## [Record list]
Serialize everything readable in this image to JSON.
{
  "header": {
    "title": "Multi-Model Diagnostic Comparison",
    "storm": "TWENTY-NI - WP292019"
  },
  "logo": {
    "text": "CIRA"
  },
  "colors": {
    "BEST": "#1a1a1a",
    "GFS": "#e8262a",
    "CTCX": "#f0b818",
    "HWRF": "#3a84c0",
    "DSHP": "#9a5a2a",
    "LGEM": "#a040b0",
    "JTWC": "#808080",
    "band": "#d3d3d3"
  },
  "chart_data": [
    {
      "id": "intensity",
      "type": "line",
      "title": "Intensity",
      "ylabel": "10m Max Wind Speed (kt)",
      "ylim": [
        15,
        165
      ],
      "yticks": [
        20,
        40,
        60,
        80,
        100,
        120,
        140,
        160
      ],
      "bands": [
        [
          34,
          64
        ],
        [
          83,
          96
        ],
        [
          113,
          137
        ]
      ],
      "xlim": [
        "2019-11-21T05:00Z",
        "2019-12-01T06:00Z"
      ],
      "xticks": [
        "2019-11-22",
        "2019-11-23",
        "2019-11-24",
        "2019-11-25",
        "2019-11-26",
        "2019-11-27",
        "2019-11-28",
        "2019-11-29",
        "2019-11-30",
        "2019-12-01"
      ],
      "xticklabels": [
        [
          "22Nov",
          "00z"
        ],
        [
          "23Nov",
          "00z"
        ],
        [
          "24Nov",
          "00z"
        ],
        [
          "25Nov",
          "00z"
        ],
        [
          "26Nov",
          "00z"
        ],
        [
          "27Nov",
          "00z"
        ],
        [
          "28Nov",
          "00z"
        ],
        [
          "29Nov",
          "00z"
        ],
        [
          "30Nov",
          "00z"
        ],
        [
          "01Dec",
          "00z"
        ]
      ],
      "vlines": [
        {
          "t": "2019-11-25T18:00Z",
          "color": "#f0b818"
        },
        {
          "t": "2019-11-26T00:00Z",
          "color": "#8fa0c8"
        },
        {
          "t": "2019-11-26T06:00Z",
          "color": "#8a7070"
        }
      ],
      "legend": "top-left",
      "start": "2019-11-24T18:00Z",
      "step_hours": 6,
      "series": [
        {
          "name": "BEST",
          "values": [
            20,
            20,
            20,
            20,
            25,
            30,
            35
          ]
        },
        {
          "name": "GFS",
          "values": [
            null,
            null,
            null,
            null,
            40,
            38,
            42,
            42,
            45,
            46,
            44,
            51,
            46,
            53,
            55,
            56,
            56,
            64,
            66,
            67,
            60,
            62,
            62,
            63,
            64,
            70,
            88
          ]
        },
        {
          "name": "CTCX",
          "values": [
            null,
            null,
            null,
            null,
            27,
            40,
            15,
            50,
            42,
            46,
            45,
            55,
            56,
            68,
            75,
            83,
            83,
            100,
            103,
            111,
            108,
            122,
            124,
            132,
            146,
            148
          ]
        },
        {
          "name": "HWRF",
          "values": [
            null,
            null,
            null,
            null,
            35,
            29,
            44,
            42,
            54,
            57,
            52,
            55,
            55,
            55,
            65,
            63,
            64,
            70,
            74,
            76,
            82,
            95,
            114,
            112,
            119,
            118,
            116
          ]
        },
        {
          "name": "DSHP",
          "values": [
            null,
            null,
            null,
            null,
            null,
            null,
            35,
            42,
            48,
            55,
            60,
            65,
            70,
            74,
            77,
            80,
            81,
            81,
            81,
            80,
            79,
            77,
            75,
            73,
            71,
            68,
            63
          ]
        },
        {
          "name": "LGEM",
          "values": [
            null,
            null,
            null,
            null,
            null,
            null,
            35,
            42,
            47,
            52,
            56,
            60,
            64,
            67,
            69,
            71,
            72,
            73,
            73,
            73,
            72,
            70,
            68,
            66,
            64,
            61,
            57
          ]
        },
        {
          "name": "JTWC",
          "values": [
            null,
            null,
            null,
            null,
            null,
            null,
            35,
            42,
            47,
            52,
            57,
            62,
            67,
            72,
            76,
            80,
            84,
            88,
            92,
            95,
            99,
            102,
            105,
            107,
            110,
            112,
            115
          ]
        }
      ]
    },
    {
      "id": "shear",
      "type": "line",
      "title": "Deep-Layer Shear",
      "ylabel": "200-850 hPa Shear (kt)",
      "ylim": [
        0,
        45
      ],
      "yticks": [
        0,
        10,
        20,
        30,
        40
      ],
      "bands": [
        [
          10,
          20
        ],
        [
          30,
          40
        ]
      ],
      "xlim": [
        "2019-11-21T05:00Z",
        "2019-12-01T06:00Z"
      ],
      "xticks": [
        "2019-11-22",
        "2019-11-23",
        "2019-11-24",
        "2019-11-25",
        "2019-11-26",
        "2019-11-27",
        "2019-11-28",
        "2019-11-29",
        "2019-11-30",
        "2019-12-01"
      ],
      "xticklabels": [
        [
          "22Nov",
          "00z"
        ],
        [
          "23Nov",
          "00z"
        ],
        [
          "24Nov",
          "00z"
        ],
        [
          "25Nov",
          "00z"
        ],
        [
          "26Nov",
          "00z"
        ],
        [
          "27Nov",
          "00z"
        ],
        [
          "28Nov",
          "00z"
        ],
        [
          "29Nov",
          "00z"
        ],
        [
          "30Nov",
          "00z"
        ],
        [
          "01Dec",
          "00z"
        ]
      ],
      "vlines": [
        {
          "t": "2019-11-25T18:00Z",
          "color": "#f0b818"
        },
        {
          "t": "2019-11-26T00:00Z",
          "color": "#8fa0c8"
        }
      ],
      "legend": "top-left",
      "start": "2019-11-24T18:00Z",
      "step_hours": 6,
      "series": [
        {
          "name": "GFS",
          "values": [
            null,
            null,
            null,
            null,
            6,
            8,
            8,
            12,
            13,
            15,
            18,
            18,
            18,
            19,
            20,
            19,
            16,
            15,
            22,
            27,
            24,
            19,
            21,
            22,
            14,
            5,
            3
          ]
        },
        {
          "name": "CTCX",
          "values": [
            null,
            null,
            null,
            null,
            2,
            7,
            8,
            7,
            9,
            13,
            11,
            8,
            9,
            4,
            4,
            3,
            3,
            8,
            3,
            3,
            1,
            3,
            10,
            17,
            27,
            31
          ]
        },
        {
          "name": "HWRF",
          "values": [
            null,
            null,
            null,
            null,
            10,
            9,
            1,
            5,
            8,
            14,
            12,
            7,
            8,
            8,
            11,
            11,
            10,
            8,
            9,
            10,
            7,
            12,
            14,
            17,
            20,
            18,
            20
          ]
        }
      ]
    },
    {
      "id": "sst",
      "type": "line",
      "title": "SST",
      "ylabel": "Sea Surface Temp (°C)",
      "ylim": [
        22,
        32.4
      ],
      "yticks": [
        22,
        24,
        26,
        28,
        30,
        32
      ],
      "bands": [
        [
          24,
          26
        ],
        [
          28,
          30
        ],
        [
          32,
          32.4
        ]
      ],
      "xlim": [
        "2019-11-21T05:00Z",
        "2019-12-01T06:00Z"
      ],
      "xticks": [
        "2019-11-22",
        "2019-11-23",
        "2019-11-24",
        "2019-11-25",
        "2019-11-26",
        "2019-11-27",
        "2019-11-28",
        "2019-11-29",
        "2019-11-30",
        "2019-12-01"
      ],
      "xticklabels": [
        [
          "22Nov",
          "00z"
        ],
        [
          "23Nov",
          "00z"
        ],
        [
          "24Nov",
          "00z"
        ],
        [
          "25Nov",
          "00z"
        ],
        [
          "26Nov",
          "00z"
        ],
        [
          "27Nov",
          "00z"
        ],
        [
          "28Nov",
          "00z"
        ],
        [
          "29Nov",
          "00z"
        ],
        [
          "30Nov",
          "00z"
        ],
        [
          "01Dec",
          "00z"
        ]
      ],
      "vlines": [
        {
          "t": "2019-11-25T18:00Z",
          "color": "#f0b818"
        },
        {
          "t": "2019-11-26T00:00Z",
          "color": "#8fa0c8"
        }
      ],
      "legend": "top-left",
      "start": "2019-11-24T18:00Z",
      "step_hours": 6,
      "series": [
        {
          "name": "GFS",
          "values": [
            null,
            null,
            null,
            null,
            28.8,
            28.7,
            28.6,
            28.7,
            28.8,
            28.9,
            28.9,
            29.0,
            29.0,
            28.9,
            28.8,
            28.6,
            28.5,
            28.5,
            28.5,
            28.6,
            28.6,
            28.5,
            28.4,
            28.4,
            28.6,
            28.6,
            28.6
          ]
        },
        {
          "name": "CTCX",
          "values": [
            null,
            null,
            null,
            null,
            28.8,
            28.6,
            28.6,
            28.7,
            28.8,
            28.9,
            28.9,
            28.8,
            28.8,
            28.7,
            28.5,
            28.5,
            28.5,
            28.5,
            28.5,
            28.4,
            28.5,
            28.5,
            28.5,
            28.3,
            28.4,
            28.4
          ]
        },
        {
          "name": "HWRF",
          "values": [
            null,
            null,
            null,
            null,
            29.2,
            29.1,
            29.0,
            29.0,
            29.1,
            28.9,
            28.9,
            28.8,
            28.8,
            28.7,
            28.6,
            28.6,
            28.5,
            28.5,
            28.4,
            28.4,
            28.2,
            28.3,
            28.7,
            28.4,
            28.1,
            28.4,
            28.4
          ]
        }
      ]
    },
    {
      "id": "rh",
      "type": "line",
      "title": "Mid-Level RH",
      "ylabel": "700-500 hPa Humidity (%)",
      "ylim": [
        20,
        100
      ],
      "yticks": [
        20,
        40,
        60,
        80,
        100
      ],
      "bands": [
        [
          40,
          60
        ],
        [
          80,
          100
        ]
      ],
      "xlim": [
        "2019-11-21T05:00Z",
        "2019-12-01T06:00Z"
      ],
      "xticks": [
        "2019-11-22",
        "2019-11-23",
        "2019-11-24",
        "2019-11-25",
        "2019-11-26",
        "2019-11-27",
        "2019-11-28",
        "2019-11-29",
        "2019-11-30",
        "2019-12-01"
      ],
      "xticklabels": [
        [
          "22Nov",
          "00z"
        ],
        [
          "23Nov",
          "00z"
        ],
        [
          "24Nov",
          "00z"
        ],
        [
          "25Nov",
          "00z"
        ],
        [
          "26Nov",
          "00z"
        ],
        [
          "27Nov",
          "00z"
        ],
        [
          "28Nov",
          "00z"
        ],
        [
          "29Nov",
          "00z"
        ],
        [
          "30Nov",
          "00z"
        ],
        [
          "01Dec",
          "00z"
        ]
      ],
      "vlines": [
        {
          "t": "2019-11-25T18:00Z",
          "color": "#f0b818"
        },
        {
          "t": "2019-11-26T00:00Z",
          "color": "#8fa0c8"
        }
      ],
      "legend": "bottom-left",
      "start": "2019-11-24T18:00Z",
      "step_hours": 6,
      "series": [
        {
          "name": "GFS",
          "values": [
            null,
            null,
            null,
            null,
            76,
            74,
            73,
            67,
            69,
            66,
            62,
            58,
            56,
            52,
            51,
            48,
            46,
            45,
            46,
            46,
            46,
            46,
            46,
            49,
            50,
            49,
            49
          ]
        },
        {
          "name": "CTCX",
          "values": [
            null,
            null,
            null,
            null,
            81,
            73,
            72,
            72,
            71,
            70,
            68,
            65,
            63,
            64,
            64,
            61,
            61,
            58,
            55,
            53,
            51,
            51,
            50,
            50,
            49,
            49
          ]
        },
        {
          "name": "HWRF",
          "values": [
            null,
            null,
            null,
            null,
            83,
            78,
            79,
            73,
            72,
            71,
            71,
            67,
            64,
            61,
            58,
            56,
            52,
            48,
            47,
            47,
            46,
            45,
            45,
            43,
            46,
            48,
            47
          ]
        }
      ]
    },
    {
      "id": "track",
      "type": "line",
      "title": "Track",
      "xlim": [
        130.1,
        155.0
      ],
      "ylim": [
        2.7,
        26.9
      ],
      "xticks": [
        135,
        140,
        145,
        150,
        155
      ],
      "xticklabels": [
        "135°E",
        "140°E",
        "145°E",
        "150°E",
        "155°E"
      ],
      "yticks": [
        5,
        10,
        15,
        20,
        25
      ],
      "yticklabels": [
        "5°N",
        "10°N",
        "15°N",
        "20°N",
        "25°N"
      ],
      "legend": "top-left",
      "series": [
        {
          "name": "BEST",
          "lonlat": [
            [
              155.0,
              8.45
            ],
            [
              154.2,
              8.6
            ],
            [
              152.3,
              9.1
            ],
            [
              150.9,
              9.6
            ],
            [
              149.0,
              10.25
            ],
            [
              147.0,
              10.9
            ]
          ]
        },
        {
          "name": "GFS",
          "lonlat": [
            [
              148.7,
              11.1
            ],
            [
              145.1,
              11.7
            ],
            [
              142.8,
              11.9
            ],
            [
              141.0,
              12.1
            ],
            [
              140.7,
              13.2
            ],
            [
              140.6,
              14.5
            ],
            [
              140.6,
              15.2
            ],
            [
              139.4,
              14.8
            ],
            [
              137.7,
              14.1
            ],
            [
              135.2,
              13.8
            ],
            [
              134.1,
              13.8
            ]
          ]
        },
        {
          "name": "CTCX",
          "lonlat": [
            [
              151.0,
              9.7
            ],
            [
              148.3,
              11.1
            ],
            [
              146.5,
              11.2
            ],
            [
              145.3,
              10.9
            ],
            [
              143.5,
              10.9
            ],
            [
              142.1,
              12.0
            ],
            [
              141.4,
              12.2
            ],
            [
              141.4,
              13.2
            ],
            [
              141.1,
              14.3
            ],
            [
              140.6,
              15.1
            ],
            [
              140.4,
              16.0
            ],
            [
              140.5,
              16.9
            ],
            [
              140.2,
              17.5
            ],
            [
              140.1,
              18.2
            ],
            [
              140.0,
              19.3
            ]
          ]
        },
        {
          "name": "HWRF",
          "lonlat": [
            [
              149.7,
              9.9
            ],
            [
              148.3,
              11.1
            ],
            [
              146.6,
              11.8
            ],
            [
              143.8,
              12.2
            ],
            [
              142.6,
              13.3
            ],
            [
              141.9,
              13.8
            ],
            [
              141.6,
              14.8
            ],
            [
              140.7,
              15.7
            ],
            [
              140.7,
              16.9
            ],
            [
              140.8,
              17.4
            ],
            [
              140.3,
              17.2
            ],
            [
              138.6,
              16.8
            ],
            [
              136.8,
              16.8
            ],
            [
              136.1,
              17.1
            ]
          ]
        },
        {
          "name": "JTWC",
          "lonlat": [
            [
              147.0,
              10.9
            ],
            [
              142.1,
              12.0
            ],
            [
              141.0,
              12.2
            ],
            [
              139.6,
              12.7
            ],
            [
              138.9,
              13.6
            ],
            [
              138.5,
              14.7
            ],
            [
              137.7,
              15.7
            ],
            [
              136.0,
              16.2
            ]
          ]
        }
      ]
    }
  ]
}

## [Do this]
Only lines that contain the word "title" are wanted; copy each of them.

## [Solution to the exercise]
    "title": "Multi-Model Diagnostic Comparison",
      "title": "Intensity",
      "title": "Deep-Layer Shear",
      "title": "SST",
      "title": "Mid-Level RH",
      "title": "Track",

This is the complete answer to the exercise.